→ **STATED TASK**
Determine how many lines of this material contain "TradingView". Give only the number.

→ **INFORMATION SUPPLIED**
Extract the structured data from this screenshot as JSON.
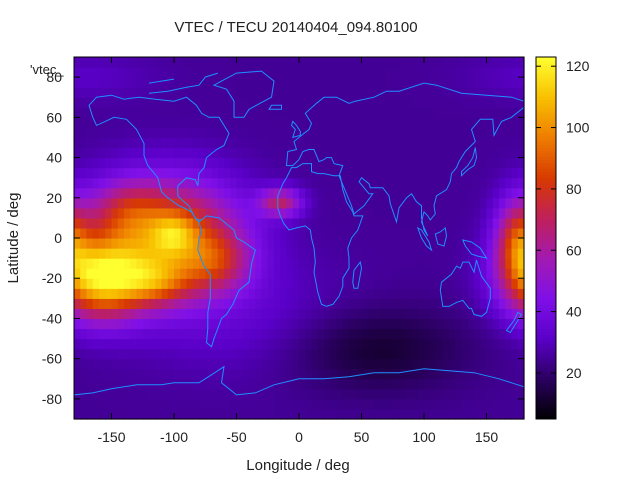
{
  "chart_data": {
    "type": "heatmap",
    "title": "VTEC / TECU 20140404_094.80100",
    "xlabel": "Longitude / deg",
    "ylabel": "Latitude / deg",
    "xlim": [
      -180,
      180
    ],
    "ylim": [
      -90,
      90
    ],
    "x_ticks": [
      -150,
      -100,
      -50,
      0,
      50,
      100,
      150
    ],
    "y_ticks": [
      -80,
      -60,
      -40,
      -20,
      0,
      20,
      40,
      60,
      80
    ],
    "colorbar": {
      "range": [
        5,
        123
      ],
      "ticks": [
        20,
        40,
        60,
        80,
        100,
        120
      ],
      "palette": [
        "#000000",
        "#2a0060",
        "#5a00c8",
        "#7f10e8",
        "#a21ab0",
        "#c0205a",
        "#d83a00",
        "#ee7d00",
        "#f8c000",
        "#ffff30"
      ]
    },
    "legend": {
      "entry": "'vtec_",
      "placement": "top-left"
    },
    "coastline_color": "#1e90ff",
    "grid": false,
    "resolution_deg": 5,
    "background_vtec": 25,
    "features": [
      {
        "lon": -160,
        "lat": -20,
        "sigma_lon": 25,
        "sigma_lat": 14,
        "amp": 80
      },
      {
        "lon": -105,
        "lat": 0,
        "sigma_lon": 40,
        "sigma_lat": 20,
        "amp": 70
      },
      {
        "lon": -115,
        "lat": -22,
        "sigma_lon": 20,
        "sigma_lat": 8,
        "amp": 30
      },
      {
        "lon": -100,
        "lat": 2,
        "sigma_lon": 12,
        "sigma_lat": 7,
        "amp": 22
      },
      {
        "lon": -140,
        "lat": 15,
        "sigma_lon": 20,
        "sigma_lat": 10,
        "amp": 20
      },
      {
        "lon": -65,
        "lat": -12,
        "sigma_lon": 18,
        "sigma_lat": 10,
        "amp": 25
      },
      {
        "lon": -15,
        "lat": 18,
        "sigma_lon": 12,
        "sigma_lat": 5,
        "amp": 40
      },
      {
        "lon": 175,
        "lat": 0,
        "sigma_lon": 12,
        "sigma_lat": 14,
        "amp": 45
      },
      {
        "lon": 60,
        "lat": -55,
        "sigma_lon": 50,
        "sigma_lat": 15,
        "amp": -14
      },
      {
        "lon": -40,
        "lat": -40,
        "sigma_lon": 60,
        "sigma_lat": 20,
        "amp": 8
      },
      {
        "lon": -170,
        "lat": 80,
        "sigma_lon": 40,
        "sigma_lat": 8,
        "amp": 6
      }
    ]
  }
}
==
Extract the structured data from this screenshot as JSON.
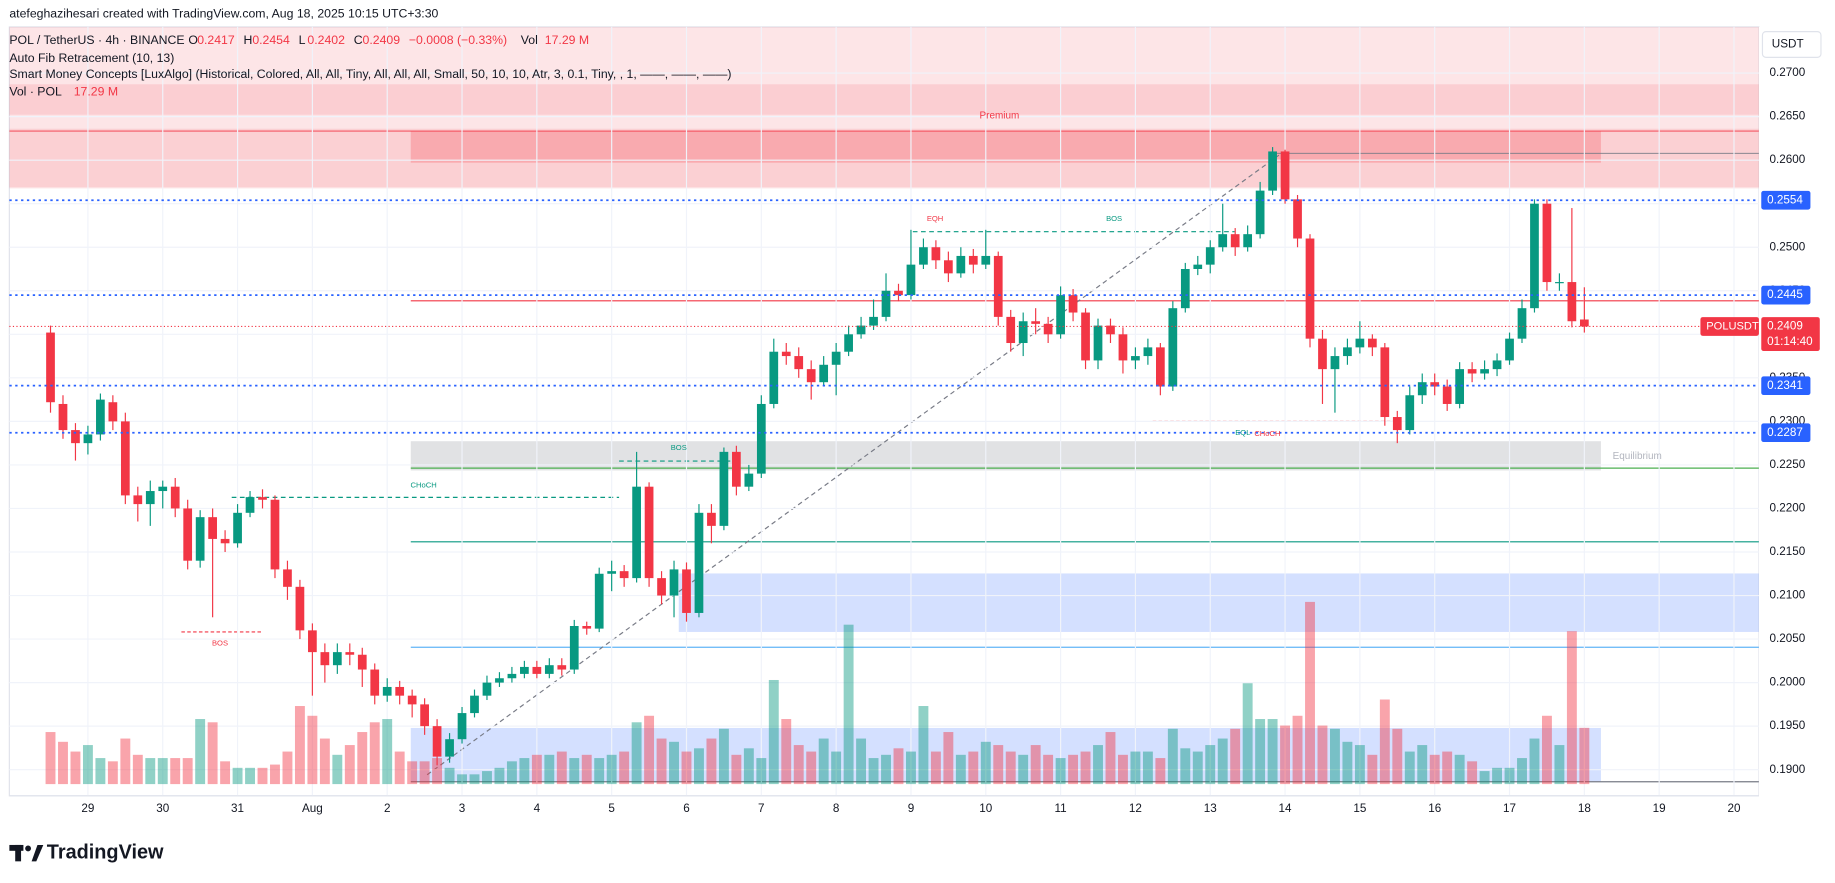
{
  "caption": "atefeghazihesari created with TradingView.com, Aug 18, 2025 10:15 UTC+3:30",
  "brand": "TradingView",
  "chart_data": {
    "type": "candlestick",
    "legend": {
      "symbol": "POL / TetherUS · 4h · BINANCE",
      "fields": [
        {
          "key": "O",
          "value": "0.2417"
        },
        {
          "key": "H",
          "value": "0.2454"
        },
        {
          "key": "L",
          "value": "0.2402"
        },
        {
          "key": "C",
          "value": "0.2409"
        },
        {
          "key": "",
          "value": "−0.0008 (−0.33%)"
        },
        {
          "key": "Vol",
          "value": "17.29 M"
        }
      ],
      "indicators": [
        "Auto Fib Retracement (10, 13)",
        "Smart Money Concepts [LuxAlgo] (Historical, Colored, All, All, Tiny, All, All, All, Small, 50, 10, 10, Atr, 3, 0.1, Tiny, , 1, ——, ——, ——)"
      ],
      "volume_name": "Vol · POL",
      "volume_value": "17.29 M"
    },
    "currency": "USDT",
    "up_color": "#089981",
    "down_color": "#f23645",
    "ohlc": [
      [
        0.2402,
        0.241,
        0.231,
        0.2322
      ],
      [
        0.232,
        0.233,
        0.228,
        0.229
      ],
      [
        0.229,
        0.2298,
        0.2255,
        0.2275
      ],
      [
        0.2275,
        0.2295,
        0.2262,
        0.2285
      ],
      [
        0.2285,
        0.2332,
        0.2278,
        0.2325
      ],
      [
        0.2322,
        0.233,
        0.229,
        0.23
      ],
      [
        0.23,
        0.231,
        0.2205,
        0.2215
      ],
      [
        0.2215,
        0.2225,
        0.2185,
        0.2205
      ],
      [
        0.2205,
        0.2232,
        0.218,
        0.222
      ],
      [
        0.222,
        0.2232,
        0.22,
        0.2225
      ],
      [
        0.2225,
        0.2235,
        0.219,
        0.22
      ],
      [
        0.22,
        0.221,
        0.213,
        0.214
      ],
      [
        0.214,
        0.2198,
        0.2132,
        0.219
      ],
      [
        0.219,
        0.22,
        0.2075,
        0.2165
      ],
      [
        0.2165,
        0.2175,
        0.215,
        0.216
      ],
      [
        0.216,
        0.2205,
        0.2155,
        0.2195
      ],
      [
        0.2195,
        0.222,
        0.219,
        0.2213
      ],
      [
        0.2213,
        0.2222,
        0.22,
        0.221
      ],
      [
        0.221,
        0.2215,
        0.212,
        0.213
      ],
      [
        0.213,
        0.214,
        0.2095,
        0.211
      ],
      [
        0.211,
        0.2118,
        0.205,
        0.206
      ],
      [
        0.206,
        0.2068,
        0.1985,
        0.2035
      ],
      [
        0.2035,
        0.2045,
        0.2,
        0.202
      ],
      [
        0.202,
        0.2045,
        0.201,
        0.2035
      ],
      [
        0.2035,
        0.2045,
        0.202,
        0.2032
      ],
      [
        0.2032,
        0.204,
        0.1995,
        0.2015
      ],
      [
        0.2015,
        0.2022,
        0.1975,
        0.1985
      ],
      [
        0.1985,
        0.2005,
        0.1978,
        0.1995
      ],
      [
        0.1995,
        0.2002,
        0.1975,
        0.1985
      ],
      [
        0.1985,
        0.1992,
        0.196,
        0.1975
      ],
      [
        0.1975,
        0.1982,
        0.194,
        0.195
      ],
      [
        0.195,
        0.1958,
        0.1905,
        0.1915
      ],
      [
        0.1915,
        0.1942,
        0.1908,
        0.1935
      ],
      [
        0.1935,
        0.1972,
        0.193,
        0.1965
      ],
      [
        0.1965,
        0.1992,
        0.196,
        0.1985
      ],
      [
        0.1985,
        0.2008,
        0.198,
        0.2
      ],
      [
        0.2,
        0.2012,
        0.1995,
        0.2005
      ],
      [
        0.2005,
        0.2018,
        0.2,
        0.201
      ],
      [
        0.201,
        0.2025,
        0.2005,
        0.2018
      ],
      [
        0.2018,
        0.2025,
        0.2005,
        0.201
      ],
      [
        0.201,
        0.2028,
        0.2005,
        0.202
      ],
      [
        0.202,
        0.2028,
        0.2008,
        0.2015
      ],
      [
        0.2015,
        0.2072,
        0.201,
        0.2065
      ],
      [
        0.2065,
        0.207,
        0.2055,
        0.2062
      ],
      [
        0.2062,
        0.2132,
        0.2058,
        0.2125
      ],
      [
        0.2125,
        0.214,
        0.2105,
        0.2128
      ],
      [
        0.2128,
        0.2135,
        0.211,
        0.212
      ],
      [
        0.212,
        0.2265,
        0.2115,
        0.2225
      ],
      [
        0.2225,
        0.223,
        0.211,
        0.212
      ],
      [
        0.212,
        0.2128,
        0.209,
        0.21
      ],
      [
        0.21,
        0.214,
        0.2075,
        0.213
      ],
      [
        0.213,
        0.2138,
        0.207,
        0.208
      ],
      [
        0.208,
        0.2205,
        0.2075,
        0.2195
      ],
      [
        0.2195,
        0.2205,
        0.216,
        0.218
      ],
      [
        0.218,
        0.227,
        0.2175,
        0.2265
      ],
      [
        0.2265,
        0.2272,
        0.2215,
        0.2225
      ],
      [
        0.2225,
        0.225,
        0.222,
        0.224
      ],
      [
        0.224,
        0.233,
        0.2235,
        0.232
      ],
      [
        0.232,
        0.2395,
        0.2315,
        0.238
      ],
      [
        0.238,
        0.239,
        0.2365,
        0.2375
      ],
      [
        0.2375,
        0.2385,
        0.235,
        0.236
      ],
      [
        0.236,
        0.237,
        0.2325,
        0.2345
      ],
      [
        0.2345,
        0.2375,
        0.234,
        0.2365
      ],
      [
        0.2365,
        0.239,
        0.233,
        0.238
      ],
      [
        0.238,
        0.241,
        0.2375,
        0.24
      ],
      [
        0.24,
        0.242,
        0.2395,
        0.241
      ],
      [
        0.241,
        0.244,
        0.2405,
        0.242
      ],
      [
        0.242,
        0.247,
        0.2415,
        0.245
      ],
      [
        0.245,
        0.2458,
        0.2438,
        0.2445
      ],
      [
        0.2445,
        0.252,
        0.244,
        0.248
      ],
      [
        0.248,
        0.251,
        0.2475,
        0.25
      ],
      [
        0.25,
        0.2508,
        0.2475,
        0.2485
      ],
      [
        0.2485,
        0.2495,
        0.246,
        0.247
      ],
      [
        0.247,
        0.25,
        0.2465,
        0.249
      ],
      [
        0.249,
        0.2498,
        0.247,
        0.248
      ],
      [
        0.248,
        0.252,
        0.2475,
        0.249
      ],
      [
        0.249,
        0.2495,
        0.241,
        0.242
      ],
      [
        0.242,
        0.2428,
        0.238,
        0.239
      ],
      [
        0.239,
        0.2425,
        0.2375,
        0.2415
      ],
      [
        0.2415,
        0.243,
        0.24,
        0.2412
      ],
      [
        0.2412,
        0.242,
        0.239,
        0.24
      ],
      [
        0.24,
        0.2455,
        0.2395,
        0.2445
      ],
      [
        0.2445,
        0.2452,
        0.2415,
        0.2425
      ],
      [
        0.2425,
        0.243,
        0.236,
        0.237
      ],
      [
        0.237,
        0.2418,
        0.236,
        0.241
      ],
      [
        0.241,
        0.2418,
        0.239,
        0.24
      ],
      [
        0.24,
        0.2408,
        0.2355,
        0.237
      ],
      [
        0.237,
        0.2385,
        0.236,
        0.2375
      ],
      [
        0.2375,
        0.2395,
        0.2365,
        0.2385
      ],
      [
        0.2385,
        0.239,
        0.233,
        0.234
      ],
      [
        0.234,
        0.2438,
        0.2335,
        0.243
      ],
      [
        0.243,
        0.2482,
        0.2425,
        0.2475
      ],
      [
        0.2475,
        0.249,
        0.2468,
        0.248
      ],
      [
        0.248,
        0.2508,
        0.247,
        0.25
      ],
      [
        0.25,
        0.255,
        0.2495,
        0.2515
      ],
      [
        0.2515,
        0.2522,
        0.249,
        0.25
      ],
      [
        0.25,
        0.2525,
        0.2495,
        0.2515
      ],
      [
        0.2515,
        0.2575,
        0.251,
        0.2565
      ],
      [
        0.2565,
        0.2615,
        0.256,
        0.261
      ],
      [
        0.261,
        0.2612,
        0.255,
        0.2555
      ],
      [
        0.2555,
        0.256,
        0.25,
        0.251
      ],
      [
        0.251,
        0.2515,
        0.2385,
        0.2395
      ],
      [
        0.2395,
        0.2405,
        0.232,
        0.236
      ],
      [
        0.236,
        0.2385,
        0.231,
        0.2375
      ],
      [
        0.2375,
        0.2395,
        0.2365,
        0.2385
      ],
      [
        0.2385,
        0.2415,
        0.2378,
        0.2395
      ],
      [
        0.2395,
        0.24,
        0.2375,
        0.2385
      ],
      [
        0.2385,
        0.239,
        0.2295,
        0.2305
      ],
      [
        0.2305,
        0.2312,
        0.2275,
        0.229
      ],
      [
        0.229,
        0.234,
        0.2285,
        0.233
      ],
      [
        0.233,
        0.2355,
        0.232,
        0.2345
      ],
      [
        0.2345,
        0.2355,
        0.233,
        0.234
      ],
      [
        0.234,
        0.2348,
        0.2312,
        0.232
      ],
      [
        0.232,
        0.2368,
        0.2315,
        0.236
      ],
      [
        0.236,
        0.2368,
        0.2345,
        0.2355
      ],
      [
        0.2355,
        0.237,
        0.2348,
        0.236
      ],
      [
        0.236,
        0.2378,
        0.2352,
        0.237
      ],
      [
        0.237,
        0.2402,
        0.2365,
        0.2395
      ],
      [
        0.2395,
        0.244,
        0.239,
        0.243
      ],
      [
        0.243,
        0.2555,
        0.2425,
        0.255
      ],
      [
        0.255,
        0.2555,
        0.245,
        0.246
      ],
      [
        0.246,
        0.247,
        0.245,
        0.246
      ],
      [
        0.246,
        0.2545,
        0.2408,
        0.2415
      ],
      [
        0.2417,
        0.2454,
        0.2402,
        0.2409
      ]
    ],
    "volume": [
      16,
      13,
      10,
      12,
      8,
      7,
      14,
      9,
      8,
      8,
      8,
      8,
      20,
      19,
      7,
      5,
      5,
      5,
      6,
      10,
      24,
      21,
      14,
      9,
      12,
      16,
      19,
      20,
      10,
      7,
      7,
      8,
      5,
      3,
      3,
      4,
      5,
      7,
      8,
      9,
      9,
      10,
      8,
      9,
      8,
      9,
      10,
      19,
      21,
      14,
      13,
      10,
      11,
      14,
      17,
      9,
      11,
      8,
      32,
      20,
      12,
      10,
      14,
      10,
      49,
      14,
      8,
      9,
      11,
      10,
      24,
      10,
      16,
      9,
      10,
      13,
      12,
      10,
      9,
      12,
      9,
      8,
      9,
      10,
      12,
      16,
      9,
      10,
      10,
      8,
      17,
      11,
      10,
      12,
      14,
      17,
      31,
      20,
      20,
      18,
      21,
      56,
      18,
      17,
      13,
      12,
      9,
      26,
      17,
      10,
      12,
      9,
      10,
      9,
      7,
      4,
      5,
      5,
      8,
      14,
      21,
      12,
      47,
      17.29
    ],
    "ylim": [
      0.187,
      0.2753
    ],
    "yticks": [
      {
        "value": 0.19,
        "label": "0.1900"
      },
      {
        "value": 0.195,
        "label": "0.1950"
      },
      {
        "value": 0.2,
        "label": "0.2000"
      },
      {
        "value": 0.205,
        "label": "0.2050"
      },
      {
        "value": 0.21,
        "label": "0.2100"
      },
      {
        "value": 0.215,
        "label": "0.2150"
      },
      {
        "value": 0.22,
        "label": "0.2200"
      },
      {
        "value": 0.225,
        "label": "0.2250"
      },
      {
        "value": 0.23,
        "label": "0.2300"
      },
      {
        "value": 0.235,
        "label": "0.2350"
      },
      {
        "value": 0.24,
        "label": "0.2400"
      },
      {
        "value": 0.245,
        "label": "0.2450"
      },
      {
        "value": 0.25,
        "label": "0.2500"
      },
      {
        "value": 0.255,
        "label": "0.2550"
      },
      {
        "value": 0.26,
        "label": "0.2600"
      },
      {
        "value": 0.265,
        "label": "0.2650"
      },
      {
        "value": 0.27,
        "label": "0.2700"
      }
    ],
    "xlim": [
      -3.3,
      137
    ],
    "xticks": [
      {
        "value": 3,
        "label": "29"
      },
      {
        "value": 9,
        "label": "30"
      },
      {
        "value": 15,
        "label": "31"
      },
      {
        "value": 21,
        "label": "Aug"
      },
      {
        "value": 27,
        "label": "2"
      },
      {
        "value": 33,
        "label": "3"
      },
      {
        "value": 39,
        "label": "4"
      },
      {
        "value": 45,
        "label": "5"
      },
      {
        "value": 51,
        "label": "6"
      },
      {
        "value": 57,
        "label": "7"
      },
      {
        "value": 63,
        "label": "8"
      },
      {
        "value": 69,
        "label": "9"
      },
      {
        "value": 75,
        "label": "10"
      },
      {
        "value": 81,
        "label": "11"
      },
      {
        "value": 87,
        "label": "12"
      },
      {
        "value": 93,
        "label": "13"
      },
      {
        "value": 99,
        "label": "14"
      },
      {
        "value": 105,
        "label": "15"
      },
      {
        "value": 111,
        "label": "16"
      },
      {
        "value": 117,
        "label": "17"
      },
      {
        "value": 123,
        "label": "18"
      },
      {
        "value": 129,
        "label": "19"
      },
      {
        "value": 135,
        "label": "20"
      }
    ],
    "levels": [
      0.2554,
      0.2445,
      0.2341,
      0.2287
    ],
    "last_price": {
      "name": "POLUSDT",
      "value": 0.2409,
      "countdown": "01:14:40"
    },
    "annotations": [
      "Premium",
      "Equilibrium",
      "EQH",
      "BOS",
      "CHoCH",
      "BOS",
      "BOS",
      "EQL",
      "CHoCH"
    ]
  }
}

→ **SOLUTION FOR THIS EXERCISE**
2